*GIVEN INSTRUCTION*. Search the material below for the string "https" and list each line that holds it.

Recorded data:

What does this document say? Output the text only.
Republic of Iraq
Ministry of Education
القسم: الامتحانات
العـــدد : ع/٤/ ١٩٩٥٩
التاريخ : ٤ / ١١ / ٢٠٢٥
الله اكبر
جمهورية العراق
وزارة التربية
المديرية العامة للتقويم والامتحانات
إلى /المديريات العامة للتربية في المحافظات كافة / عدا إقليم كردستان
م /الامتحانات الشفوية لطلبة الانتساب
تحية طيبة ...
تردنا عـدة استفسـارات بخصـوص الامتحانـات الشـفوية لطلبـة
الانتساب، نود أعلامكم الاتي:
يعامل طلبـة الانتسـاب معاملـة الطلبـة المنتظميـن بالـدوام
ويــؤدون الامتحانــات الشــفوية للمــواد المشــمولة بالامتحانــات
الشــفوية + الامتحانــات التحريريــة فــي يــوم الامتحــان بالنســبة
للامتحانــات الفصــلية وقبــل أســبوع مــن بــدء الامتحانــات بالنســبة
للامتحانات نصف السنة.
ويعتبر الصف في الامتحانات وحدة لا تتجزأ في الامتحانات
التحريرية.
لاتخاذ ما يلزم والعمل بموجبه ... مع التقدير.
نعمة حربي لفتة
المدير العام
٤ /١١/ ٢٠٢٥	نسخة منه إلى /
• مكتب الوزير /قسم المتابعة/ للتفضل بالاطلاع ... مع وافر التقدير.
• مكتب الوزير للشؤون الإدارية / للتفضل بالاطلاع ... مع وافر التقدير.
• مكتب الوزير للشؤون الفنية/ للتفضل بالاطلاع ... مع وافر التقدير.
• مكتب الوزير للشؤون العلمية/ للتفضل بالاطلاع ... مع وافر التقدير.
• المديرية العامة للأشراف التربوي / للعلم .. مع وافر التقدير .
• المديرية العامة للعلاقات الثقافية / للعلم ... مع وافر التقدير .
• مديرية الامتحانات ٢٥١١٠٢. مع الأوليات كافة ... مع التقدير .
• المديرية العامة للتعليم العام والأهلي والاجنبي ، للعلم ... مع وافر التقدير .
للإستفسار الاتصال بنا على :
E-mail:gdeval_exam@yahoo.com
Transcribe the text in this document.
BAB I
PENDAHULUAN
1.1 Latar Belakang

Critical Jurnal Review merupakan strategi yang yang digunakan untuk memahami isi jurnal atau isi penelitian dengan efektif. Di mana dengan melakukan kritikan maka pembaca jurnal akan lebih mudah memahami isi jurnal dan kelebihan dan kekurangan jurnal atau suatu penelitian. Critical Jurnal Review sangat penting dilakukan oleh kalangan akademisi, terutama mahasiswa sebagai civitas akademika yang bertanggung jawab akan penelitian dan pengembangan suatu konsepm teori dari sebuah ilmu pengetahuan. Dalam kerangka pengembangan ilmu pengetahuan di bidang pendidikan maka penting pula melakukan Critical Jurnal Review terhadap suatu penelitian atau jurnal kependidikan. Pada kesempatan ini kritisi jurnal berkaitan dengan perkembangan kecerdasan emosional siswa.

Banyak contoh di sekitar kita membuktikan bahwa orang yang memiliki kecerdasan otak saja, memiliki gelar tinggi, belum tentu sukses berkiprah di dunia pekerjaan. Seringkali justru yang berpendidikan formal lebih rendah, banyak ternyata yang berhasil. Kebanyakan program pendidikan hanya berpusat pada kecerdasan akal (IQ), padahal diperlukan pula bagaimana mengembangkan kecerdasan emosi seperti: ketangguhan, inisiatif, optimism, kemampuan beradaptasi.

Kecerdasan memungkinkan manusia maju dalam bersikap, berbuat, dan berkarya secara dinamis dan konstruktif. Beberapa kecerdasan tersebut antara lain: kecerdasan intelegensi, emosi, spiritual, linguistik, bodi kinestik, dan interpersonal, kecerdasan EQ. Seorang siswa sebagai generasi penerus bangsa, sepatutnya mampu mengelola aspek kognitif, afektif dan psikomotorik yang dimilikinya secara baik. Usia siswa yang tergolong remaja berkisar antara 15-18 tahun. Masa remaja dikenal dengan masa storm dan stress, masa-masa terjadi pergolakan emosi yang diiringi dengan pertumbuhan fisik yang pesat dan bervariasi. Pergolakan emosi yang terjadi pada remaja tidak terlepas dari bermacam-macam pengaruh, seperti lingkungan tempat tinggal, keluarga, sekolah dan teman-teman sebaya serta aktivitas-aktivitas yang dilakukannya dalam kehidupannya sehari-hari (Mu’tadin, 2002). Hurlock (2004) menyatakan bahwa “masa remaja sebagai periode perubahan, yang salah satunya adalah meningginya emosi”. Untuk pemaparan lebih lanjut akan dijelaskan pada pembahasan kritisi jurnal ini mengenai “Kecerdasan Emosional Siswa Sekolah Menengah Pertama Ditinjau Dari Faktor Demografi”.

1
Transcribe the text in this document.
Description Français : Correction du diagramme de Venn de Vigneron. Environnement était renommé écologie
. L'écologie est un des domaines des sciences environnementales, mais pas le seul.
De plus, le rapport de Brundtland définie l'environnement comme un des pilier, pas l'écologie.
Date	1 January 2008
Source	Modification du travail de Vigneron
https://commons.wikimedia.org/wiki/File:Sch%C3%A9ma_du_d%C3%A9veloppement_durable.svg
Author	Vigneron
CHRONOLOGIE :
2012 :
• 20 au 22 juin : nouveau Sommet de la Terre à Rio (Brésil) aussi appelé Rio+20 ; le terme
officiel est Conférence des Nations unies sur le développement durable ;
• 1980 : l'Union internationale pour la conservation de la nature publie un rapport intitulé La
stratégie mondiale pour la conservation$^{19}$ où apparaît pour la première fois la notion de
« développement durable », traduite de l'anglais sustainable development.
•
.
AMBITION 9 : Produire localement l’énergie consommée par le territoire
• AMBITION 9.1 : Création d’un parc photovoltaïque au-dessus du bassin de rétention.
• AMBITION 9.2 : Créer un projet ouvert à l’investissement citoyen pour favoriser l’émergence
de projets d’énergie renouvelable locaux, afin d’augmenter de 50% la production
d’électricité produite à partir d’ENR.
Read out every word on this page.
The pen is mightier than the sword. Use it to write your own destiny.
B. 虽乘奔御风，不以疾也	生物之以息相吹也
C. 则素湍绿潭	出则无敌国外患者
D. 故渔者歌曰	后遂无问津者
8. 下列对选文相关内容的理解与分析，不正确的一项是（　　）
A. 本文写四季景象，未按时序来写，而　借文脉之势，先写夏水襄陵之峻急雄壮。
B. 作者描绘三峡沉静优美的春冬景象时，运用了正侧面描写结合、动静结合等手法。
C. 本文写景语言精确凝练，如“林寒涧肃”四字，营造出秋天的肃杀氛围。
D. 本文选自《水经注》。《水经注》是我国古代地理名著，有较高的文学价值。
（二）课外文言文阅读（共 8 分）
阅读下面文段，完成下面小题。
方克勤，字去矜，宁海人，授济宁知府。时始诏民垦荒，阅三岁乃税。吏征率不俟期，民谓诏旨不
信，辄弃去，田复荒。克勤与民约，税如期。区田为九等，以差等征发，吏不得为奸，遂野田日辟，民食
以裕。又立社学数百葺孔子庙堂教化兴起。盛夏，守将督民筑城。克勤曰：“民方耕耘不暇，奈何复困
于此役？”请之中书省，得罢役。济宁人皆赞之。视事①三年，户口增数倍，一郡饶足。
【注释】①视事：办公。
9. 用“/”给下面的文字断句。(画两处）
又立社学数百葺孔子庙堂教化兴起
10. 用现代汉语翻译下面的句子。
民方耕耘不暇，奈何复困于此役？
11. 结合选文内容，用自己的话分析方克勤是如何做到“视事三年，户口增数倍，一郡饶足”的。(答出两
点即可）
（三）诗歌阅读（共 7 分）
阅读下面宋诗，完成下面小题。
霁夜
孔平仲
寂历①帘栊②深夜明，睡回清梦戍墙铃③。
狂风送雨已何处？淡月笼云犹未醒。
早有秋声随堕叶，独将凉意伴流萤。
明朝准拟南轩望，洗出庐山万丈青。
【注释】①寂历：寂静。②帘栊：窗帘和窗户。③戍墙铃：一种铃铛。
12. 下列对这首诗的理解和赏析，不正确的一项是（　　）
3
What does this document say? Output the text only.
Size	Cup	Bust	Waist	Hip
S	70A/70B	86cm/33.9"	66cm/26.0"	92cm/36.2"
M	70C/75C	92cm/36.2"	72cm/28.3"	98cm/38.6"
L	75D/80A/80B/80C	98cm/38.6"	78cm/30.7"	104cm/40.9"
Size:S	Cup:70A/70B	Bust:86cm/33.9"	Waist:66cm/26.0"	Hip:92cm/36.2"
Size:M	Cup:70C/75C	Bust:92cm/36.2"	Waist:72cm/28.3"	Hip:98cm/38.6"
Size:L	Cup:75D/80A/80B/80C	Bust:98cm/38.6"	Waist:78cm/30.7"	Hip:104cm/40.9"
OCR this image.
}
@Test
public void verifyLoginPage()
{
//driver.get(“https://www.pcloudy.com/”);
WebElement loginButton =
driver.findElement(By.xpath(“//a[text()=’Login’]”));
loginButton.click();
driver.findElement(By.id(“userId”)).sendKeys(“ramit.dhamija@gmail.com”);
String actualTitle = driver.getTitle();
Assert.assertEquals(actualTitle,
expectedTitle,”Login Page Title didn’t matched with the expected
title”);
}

*EXPECTED ANSWER*.
https://commons.wikimedia.org/wiki/File:Sch%C3%A9ma_du_d%C3%A9veloppement_durable.svg
//driver.get(“https://www.pcloudy.com/”);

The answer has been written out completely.